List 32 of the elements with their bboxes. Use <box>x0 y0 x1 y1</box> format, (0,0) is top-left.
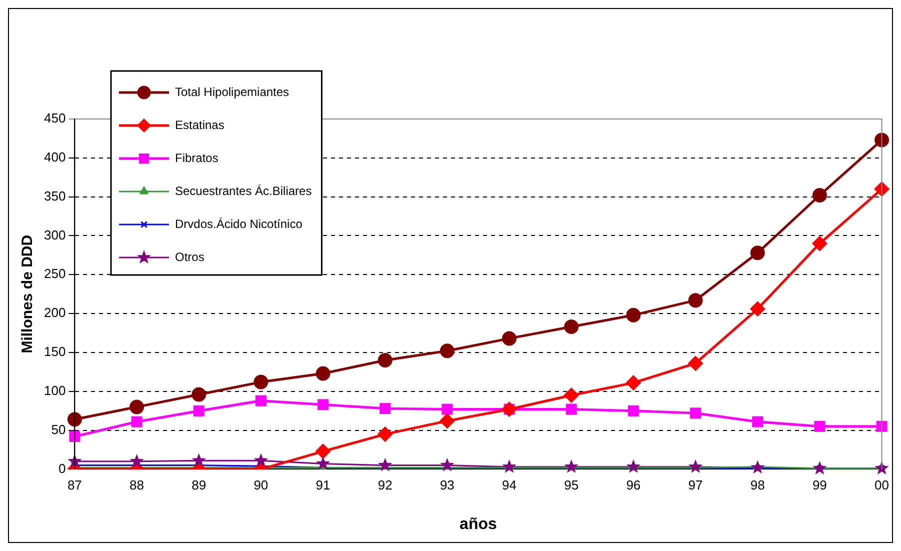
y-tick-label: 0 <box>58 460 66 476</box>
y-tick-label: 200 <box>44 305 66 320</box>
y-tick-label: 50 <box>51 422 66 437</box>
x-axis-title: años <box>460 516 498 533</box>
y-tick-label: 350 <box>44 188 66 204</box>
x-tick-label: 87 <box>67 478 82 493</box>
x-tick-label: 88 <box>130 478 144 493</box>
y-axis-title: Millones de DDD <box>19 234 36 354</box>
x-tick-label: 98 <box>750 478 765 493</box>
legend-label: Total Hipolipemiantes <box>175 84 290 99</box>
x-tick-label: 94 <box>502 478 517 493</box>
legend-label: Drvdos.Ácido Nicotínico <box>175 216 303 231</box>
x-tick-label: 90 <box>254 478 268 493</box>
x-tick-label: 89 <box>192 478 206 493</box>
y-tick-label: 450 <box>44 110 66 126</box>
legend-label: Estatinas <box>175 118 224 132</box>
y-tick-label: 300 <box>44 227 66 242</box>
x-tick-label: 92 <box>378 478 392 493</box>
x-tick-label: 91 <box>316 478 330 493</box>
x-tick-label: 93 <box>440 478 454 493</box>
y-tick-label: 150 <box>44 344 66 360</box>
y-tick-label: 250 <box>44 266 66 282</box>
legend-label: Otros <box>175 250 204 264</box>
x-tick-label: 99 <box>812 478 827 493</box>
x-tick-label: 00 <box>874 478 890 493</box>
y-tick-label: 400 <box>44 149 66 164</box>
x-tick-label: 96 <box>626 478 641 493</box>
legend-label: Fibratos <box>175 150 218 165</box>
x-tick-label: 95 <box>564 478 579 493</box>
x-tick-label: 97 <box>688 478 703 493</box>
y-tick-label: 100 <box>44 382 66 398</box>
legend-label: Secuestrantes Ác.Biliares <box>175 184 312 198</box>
####
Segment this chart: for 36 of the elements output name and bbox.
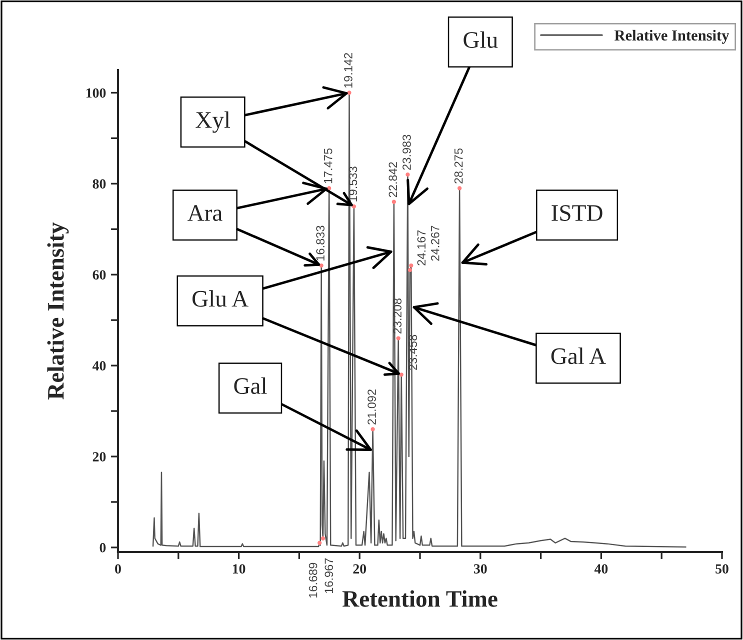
####
TASK: Rewrite the material from the line containing "List 32 of the" through the line containing "y-axis-title: Millones de", replacing "años" with "years" and changing nothing else. Leave out the pictures.

TASK ANSWER:
List 32 of the elements with their bboxes. Use <box>x0 y0 x1 y1</box> format, (0,0) is top-left.
y-tick-label: 0 <box>58 460 66 476</box>
y-tick-label: 200 <box>44 305 66 320</box>
y-tick-label: 50 <box>51 422 66 437</box>
x-axis-title: years <box>460 516 498 533</box>
y-tick-label: 350 <box>44 188 66 204</box>
x-tick-label: 87 <box>67 478 82 493</box>
x-tick-label: 88 <box>130 478 144 493</box>
y-axis-title: Millones de DDD <box>19 234 36 354</box>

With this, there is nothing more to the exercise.